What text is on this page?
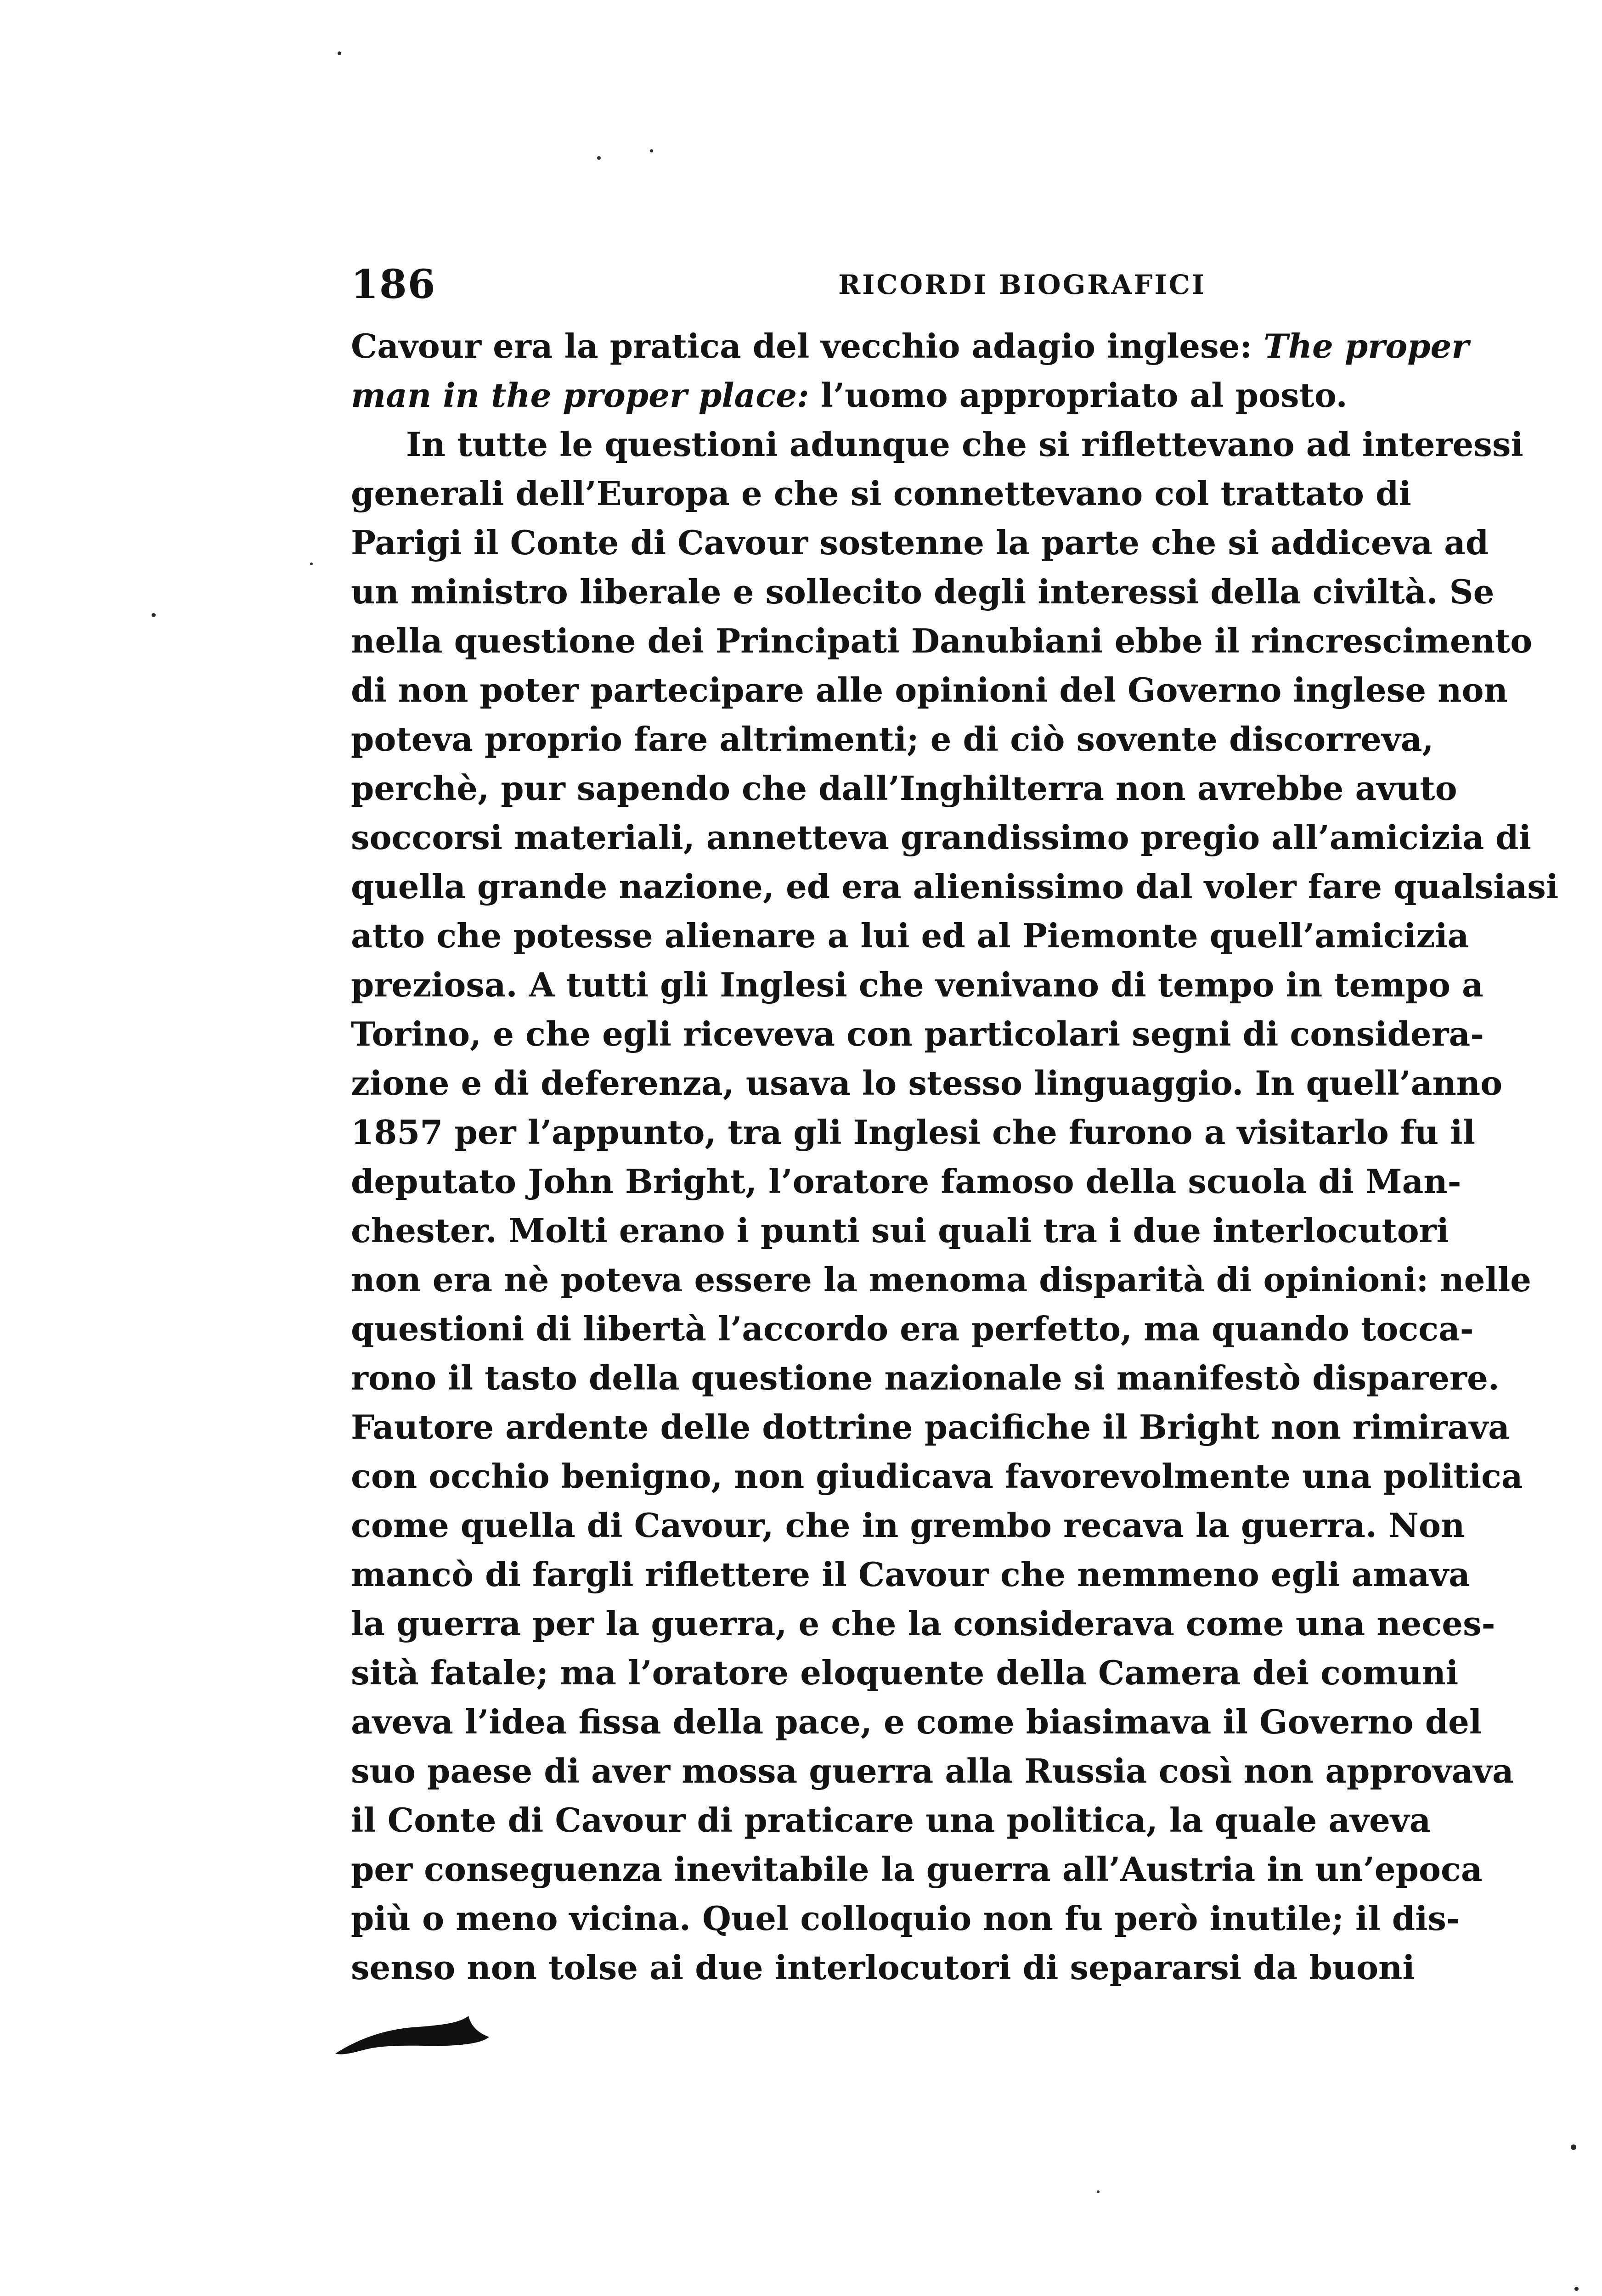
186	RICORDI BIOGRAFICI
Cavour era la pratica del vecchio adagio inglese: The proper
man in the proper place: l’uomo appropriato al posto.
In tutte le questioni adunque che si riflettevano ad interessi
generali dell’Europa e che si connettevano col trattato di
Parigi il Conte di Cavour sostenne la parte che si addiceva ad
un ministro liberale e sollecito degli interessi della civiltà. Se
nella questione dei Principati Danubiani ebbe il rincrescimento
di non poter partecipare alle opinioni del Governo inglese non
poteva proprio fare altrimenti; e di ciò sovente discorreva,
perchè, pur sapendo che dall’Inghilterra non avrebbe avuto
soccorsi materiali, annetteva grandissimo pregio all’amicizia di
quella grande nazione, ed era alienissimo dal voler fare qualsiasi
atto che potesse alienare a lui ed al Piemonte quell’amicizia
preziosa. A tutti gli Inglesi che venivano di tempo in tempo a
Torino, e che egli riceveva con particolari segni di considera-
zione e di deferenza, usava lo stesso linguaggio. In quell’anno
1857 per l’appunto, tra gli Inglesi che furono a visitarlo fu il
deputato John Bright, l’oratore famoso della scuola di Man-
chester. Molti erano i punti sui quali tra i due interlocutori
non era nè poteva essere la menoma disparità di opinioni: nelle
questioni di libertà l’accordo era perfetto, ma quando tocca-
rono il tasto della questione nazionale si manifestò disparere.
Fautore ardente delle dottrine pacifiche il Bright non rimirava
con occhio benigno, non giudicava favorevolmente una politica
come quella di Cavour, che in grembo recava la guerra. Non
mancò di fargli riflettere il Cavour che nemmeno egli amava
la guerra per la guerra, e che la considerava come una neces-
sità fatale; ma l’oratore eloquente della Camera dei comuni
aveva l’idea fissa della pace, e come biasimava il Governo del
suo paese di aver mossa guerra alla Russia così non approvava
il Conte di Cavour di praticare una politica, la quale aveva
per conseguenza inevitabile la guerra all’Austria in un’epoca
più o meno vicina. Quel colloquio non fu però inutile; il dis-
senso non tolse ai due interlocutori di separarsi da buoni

____________________

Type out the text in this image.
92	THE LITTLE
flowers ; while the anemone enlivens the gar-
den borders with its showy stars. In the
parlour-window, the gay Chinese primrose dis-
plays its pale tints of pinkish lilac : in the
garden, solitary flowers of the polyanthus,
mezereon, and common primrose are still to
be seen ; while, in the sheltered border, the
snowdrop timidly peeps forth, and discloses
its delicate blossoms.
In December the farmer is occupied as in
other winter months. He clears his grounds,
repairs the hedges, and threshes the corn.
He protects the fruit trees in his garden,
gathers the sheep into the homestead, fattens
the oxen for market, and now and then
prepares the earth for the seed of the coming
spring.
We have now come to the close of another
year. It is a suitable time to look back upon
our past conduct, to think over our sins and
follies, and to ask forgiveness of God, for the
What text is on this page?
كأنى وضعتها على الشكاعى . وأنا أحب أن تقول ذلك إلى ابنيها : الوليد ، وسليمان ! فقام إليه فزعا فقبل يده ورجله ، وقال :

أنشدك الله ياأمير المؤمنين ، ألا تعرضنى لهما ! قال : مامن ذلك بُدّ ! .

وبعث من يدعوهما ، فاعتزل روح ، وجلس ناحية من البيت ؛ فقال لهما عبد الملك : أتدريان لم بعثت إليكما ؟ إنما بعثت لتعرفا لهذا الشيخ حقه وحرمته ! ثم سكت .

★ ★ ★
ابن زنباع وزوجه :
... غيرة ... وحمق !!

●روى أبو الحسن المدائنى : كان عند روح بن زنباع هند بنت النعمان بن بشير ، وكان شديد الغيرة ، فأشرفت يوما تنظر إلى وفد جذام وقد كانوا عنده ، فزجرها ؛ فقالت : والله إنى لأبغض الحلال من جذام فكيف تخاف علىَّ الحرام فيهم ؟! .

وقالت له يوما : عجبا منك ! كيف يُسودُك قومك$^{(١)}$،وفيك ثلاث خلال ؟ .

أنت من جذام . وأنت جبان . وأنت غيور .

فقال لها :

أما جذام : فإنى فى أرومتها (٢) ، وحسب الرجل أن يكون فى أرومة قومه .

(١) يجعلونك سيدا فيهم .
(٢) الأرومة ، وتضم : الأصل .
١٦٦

____________________

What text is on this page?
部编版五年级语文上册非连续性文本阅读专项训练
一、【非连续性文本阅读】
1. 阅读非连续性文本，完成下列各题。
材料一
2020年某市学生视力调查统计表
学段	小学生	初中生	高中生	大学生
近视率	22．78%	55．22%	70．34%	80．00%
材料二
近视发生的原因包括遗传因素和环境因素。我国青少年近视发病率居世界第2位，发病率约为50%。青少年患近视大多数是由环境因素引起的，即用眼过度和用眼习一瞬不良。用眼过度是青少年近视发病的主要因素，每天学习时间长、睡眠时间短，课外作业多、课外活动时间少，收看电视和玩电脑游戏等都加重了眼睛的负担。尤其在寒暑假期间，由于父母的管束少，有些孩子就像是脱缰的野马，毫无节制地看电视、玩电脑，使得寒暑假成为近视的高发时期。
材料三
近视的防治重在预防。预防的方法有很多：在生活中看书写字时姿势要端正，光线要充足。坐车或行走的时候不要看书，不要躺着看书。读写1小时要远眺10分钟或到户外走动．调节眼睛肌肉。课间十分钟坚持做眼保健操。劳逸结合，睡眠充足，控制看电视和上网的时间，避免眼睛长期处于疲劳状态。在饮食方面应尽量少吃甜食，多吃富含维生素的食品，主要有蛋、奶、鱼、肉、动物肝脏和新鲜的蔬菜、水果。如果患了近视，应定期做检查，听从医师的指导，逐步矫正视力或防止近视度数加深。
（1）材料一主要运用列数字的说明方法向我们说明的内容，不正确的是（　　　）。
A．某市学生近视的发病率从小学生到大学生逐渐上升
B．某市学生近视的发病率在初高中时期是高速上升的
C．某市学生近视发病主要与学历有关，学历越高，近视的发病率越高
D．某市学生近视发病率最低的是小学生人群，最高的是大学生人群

____________________

## Stated exercise
Each line that contains the word "aveva" counts toward the total; give only that total.

## Correct answer
2